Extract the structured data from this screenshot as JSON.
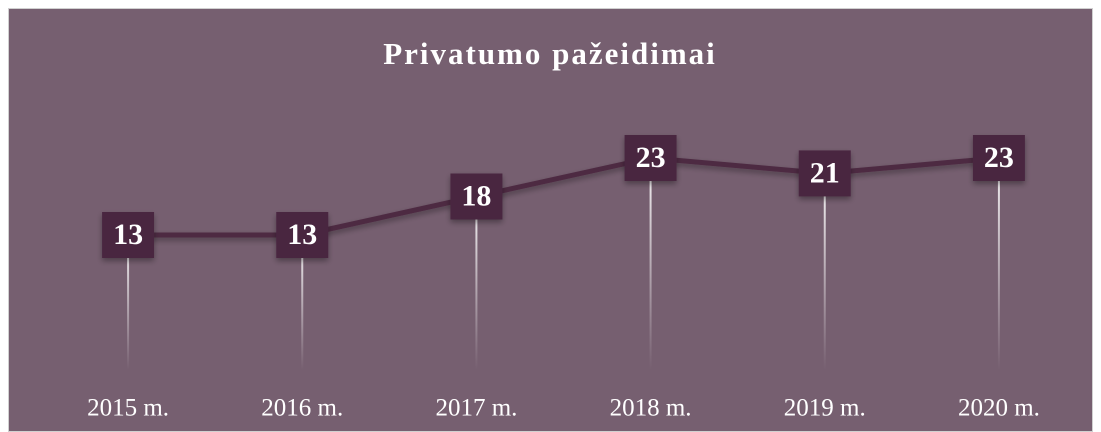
{
  "chart_data": {
    "type": "line",
    "title": "Privatumo pažeidimai",
    "categories": [
      "2015 m.",
      "2016 m.",
      "2017 m.",
      "2018 m.",
      "2019 m.",
      "2020 m."
    ],
    "values": [
      13,
      13,
      18,
      23,
      21,
      23
    ],
    "color": "#4d2a42"
  }
}
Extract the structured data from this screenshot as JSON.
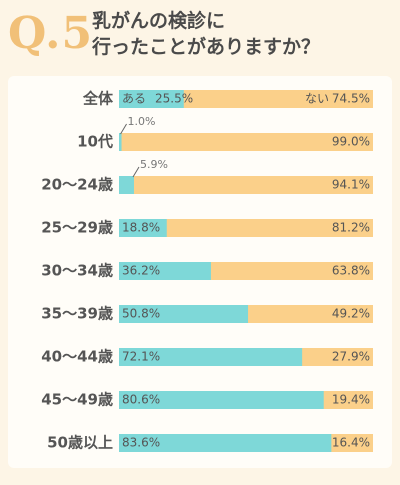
-------
Aim of the task: Set down the lines of the records above exactly, apart from the pictures.

Worked solution:
Extract the structured data from this screenshot as JSON.
{
  "chart_data": {
    "type": "line",
    "title": "Privatumo pažeidimai",
    "categories": [
      "2015 m.",
      "2016 m.",
      "2017 m.",
      "2018 m.",
      "2019 m.",
      "2020 m."
    ],
    "values": [
      13,
      13,
      18,
      23,
      21,
      23
    ],
    "color": "#4d2a42"
  }
}
Extract the structured data from this screenshot as JSON.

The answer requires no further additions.